A block of data

-- begin --

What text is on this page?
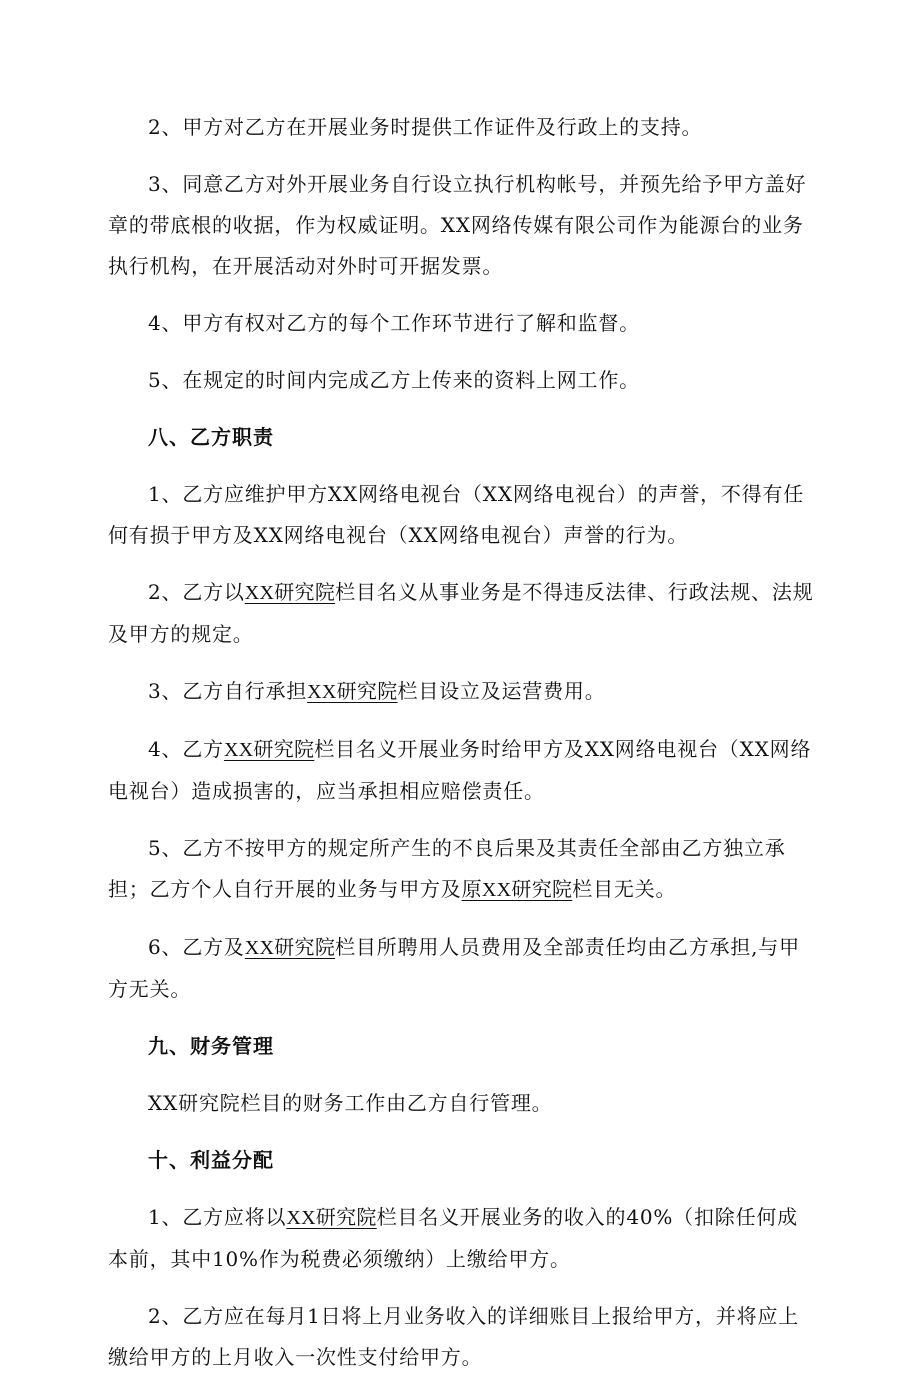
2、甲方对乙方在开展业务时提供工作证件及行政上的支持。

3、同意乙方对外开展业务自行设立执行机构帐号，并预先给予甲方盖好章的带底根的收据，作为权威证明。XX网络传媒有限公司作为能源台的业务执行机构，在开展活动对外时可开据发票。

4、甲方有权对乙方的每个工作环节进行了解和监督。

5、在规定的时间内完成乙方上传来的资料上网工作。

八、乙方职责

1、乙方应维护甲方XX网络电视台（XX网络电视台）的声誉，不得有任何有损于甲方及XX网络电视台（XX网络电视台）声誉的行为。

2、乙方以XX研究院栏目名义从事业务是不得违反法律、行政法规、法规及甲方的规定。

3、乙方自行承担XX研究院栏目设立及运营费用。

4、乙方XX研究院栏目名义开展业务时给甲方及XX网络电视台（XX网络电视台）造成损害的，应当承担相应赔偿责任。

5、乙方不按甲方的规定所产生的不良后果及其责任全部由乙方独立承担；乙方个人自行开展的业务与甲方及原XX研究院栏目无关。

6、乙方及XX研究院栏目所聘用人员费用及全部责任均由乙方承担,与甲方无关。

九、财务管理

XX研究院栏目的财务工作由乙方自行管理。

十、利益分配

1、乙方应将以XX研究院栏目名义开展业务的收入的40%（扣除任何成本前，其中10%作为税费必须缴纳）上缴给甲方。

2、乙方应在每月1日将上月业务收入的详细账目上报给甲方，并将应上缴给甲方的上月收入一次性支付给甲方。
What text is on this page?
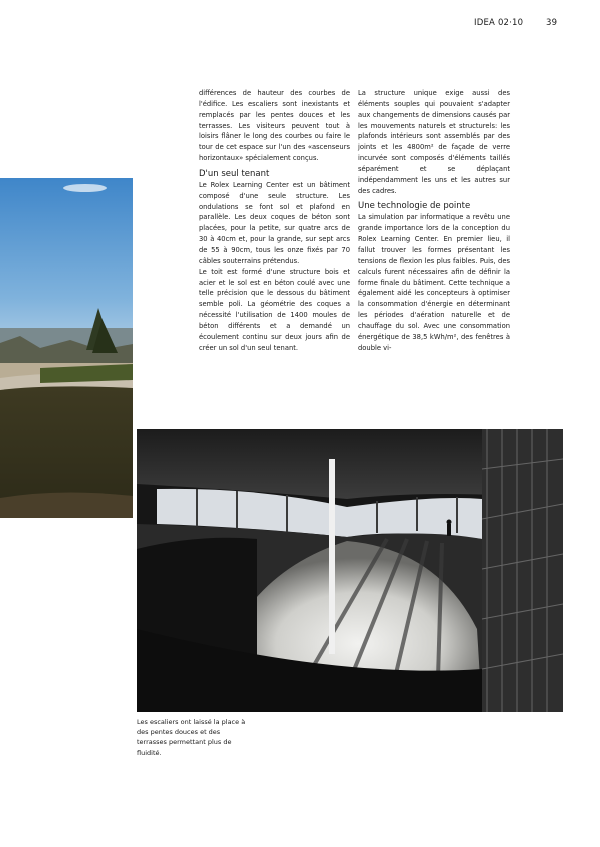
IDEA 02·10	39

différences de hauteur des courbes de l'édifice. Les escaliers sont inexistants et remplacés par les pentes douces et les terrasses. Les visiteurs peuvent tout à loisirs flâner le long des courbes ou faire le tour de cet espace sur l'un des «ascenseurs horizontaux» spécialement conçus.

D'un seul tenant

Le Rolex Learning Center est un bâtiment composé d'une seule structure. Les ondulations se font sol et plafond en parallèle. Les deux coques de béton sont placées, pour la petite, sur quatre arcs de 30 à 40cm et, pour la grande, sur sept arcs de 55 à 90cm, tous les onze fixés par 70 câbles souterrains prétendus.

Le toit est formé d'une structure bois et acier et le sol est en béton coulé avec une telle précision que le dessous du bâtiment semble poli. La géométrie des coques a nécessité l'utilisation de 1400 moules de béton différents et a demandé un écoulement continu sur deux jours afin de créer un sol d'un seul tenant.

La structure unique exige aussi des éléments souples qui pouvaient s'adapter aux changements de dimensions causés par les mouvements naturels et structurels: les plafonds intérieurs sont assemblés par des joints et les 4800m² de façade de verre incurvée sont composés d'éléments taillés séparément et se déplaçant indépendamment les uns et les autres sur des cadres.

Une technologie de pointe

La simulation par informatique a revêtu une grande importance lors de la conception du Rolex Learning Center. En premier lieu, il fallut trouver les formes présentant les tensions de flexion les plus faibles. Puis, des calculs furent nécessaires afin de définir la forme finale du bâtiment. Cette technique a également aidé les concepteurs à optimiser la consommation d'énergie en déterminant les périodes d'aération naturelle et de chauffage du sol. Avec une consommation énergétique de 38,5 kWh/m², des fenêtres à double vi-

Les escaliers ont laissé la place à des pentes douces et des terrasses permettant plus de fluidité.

-- end --

REQUEST: The records above need to be restated word for word, with the pictures left out.

SOLUTION TO THE PROBLEM:
What text is on this page?
2、甲方对乙方在开展业务时提供工作证件及行政上的支持。

3、同意乙方对外开展业务自行设立执行机构帐号，并预先给予甲方盖好章的带底根的收据，作为权威证明。XX网络传媒有限公司作为能源台的业务执行机构，在开展活动对外时可开据发票。

4、甲方有权对乙方的每个工作环节进行了解和监督。

5、在规定的时间内完成乙方上传来的资料上网工作。

八、乙方职责

1、乙方应维护甲方XX网络电视台（XX网络电视台）的声誉，不得有任何有损于甲方及XX网络电视台（XX网络电视台）声誉的行为。

2、乙方以XX研究院栏目名义从事业务是不得违反法律、行政法规、法规及甲方的规定。

3、乙方自行承担XX研究院栏目设立及运营费用。

4、乙方XX研究院栏目名义开展业务时给甲方及XX网络电视台（XX网络电视台）造成损害的，应当承担相应赔偿责任。

5、乙方不按甲方的规定所产生的不良后果及其责任全部由乙方独立承担；乙方个人自行开展的业务与甲方及原XX研究院栏目无关。

6、乙方及XX研究院栏目所聘用人员费用及全部责任均由乙方承担,与甲方无关。

九、财务管理

XX研究院栏目的财务工作由乙方自行管理。

十、利益分配

1、乙方应将以XX研究院栏目名义开展业务的收入的40%（扣除任何成本前，其中10%作为税费必须缴纳）上缴给甲方。

2、乙方应在每月1日将上月业务收入的详细账目上报给甲方，并将应上缴给甲方的上月收入一次性支付给甲方。
What text is on this page?
IDEA 02·10	39

différences de hauteur des courbes de l'édifice. Les escaliers sont inexistants et remplacés par les pentes douces et les terrasses. Les visiteurs peuvent tout à loisirs flâner le long des courbes ou faire le tour de cet espace sur l'un des «ascenseurs horizontaux» spécialement conçus.

D'un seul tenant

Le Rolex Learning Center est un bâtiment composé d'une seule structure. Les ondulations se font sol et plafond en parallèle. Les deux coques de béton sont placées, pour la petite, sur quatre arcs de 30 à 40cm et, pour la grande, sur sept arcs de 55 à 90cm, tous les onze fixés par 70 câbles souterrains prétendus.

Le toit est formé d'une structure bois et acier et le sol est en béton coulé avec une telle précision que le dessous du bâtiment semble poli. La géométrie des coques a nécessité l'utilisation de 1400 moules de béton différents et a demandé un écoulement continu sur deux jours afin de créer un sol d'un seul tenant.

La structure unique exige aussi des éléments souples qui pouvaient s'adapter aux changements de dimensions causés par les mouvements naturels et structurels: les plafonds intérieurs sont assemblés par des joints et les 4800m² de façade de verre incurvée sont composés d'éléments taillés séparément et se déplaçant indépendamment les uns et les autres sur des cadres.

Une technologie de pointe

La simulation par informatique a revêtu une grande importance lors de la conception du Rolex Learning Center. En premier lieu, il fallut trouver les formes présentant les tensions de flexion les plus faibles. Puis, des calculs furent nécessaires afin de définir la forme finale du bâtiment. Cette technique a également aidé les concepteurs à optimiser la consommation d'énergie en déterminant les périodes d'aération naturelle et de chauffage du sol. Avec une consommation énergétique de 38,5 kWh/m², des fenêtres à double vi-

Les escaliers ont laissé la place à des pentes douces et des terrasses permettant plus de fluidité.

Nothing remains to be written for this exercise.